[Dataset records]

────────────────────

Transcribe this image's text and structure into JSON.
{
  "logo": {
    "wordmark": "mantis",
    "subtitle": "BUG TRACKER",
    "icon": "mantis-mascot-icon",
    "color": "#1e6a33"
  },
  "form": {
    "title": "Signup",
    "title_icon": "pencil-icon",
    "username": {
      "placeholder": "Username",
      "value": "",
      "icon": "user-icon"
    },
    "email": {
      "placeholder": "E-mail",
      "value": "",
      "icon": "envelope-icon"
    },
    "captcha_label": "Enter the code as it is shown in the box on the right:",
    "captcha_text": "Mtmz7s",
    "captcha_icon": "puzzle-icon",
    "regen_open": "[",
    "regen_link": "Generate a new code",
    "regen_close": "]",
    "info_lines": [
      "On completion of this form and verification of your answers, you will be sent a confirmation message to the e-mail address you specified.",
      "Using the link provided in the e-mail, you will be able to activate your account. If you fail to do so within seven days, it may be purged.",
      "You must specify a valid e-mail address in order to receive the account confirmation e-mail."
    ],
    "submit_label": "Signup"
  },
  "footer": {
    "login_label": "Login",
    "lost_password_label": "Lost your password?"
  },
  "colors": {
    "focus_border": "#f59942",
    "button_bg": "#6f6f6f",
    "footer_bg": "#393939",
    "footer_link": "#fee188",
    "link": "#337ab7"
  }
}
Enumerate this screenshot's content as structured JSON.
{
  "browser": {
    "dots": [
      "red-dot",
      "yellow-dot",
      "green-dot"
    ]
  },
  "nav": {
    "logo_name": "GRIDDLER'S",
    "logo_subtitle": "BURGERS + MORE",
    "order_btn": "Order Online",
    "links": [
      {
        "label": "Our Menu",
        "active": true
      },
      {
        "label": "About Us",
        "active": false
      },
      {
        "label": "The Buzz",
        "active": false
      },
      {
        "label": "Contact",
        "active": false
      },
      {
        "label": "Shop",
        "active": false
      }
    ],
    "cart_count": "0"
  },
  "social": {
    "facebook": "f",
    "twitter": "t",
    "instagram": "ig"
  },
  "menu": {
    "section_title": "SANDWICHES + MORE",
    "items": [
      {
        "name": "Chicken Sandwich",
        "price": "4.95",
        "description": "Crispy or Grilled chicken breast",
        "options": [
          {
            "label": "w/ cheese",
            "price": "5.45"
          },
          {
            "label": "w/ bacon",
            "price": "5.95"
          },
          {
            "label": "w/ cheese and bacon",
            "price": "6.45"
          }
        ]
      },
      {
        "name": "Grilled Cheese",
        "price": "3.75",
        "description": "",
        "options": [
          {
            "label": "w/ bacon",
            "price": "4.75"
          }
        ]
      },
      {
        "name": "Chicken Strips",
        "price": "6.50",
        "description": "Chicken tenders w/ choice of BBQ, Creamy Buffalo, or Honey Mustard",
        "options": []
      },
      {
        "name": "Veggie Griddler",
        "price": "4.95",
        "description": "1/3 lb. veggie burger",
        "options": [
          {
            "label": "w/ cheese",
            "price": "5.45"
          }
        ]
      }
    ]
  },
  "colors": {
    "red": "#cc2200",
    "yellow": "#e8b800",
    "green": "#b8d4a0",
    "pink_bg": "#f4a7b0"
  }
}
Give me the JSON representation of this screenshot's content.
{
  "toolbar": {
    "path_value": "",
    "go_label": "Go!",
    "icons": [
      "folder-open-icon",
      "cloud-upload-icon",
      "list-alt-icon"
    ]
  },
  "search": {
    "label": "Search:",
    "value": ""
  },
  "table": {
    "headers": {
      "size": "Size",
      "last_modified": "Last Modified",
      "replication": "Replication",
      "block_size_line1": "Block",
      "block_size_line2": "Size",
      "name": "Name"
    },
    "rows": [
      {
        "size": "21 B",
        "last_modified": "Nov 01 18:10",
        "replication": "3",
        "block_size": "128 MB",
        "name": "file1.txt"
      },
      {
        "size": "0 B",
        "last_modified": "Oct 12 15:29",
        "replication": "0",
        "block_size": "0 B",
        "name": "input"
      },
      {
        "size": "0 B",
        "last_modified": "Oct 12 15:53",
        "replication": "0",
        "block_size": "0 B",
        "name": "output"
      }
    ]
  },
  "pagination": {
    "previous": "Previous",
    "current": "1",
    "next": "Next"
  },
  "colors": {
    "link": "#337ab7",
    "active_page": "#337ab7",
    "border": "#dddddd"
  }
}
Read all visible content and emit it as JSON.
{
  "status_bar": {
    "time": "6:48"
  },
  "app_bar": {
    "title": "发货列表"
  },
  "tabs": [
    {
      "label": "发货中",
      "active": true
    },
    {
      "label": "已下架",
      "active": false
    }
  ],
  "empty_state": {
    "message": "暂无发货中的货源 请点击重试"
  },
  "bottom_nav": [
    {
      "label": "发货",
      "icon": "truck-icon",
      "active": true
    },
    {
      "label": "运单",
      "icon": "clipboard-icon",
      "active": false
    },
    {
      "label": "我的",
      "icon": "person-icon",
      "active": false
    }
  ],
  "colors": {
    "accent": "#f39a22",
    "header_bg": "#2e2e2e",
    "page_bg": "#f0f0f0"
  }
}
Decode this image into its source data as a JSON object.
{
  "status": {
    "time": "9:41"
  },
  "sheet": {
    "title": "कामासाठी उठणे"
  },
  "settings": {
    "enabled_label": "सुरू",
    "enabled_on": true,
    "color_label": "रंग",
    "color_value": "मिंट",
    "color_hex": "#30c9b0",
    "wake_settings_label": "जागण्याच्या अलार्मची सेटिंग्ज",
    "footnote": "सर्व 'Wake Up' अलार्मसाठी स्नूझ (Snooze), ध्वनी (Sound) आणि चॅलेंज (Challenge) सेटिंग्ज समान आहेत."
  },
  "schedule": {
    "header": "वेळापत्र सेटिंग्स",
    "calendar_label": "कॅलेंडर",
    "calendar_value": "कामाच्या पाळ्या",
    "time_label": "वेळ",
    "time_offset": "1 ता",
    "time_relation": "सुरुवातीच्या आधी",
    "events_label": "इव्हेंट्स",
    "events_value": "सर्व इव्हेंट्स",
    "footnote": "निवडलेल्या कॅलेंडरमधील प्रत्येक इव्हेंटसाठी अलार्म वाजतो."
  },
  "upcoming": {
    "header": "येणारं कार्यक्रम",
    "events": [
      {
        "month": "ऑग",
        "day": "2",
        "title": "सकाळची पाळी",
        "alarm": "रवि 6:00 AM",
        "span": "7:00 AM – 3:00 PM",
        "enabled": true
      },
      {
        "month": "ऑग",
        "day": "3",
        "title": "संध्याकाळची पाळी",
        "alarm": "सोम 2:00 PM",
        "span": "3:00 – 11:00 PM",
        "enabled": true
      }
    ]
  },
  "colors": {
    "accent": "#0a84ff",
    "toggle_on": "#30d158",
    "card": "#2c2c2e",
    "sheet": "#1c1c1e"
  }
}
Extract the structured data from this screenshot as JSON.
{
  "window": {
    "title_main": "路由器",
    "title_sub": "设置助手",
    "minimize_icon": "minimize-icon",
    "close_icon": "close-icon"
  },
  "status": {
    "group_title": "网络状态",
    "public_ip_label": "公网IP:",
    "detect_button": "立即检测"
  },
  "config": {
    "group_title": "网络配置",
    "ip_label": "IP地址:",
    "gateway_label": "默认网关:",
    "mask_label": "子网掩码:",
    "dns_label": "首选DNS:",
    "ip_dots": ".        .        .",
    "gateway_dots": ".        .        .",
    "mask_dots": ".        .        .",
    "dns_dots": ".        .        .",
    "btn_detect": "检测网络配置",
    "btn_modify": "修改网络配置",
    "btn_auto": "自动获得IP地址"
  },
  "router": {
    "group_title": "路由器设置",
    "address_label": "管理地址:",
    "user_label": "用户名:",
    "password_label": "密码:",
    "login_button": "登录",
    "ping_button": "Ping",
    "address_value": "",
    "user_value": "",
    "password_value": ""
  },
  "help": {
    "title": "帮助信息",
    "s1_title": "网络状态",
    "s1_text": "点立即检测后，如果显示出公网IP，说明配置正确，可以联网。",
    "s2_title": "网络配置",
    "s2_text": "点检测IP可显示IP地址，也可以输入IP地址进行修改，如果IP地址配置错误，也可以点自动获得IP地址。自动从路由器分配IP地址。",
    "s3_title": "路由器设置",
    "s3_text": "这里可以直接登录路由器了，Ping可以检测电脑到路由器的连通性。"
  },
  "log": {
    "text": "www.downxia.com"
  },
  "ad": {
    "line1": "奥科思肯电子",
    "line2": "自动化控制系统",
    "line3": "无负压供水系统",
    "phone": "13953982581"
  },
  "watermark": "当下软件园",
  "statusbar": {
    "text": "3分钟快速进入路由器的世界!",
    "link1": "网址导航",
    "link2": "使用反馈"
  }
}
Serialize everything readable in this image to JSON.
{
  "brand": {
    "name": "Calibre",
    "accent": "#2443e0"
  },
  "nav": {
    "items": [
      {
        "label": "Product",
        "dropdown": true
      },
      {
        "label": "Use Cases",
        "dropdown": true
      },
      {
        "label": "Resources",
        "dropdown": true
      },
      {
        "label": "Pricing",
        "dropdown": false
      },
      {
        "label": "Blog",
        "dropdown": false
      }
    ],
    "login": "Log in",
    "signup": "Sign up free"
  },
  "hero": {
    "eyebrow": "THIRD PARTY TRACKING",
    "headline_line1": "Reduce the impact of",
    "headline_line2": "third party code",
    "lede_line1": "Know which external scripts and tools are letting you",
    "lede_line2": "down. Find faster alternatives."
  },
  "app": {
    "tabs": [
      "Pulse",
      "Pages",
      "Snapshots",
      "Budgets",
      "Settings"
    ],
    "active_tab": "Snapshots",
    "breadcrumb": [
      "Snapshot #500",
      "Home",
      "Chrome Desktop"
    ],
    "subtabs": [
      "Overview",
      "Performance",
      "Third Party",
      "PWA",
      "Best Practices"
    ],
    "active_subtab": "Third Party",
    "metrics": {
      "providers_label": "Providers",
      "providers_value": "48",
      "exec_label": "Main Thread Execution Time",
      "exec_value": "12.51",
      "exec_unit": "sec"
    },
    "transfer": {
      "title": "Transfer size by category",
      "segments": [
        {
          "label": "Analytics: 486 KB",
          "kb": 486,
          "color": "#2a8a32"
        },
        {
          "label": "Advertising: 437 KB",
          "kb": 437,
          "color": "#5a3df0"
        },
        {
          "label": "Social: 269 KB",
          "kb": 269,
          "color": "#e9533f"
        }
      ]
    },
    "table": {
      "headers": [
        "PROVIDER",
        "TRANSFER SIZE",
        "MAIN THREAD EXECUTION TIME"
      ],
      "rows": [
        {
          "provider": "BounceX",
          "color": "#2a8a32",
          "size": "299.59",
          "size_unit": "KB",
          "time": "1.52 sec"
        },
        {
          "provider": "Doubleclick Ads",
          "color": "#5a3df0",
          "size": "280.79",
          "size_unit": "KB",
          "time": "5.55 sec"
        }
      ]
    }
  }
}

────────────────────

→ **EXERCISE DESCRIPTION**:
In the material above, show every line where the word "structured" turns up.

→ **ANSWER FOR THIS EXERCISE**:
Enumerate this screenshot's content as structured JSON.
Extract the structured data from this screenshot as JSON.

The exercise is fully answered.